- [Problem description]
The records that follow should be retyped word for word.

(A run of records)
##############################

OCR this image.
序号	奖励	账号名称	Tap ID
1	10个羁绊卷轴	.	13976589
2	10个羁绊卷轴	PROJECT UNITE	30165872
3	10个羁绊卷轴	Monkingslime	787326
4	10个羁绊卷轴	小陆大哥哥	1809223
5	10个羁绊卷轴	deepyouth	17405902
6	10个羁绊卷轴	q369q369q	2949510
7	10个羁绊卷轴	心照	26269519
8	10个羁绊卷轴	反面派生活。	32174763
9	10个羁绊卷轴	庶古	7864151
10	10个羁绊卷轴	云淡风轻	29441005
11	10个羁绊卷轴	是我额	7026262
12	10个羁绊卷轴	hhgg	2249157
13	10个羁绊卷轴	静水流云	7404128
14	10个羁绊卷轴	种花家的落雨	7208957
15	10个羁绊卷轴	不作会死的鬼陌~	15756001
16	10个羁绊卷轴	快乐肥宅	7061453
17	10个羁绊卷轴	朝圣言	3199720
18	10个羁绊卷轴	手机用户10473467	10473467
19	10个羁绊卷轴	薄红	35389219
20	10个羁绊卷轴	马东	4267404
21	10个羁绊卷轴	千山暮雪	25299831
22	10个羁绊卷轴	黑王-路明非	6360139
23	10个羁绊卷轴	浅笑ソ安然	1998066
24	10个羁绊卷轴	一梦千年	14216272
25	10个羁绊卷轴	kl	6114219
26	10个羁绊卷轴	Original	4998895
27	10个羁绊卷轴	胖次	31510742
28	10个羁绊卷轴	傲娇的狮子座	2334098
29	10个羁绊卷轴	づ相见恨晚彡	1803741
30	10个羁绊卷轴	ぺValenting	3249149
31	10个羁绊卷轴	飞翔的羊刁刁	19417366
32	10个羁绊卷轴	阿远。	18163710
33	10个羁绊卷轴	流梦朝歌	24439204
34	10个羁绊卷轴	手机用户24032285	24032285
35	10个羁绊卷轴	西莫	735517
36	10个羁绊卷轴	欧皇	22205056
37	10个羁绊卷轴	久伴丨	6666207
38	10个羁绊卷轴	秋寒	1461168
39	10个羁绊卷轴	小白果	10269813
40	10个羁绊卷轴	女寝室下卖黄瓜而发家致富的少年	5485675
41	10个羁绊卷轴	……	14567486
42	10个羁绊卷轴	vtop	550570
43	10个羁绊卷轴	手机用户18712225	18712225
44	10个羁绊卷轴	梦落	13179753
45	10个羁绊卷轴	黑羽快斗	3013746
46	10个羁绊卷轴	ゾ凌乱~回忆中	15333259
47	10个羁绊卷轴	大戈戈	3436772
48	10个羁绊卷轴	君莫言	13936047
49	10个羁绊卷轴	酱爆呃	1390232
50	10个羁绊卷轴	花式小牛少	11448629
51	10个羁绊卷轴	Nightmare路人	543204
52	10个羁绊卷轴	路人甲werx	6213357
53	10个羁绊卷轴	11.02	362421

##############################

- [Completed task]
OCR this image.
序号	奖励	账号名称	Tap ID
1	10个羁绊卷轴	.	13976589
2	10个羁绊卷轴	PROJECT UNITE	30165872
3	10个羁绊卷轴	Monkingslime	787326
4	10个羁绊卷轴	小陆大哥哥	1809223
5	10个羁绊卷轴	deepyouth	17405902
6	10个羁绊卷轴	q369q369q	2949510
7	10个羁绊卷轴	心照	26269519
8	10个羁绊卷轴	反面派生活。	32174763
9	10个羁绊卷轴	庶古	7864151
10	10个羁绊卷轴	云淡风轻	29441005
11	10个羁绊卷轴	是我额	7026262
12	10个羁绊卷轴	hhgg	2249157
13	10个羁绊卷轴	静水流云	7404128
14	10个羁绊卷轴	种花家的落雨	7208957
15	10个羁绊卷轴	不作会死的鬼陌~	15756001
16	10个羁绊卷轴	快乐肥宅	7061453
17	10个羁绊卷轴	朝圣言	3199720
18	10个羁绊卷轴	手机用户10473467	10473467
19	10个羁绊卷轴	薄红	35389219
20	10个羁绊卷轴	马东	4267404
21	10个羁绊卷轴	千山暮雪	25299831
22	10个羁绊卷轴	黑王-路明非	6360139
23	10个羁绊卷轴	浅笑ソ安然	1998066
24	10个羁绊卷轴	一梦千年	14216272
25	10个羁绊卷轴	kl	6114219
26	10个羁绊卷轴	Original	4998895
27	10个羁绊卷轴	胖次	31510742
28	10个羁绊卷轴	傲娇的狮子座	2334098
29	10个羁绊卷轴	づ相见恨晚彡	1803741
30	10个羁绊卷轴	ぺValenting	3249149
31	10个羁绊卷轴	飞翔的羊刁刁	19417366
32	10个羁绊卷轴	阿远。	18163710
33	10个羁绊卷轴	流梦朝歌	24439204
34	10个羁绊卷轴	手机用户24032285	24032285
35	10个羁绊卷轴	西莫	735517
36	10个羁绊卷轴	欧皇	22205056
37	10个羁绊卷轴	久伴丨	6666207
38	10个羁绊卷轴	秋寒	1461168
39	10个羁绊卷轴	小白果	10269813
40	10个羁绊卷轴	女寝室下卖黄瓜而发家致富的少年	5485675
41	10个羁绊卷轴	……	14567486
42	10个羁绊卷轴	vtop	550570
43	10个羁绊卷轴	手机用户18712225	18712225
44	10个羁绊卷轴	梦落	13179753
45	10个羁绊卷轴	黑羽快斗	3013746
46	10个羁绊卷轴	ゾ凌乱~回忆中	15333259
47	10个羁绊卷轴	大戈戈	3436772
48	10个羁绊卷轴	君莫言	13936047
49	10个羁绊卷轴	酱爆呃	1390232
50	10个羁绊卷轴	花式小牛少	11448629
51	10个羁绊卷轴	Nightmare路人	543204
52	10个羁绊卷轴	路人甲werx	6213357
53	10个羁绊卷轴	11.02	362421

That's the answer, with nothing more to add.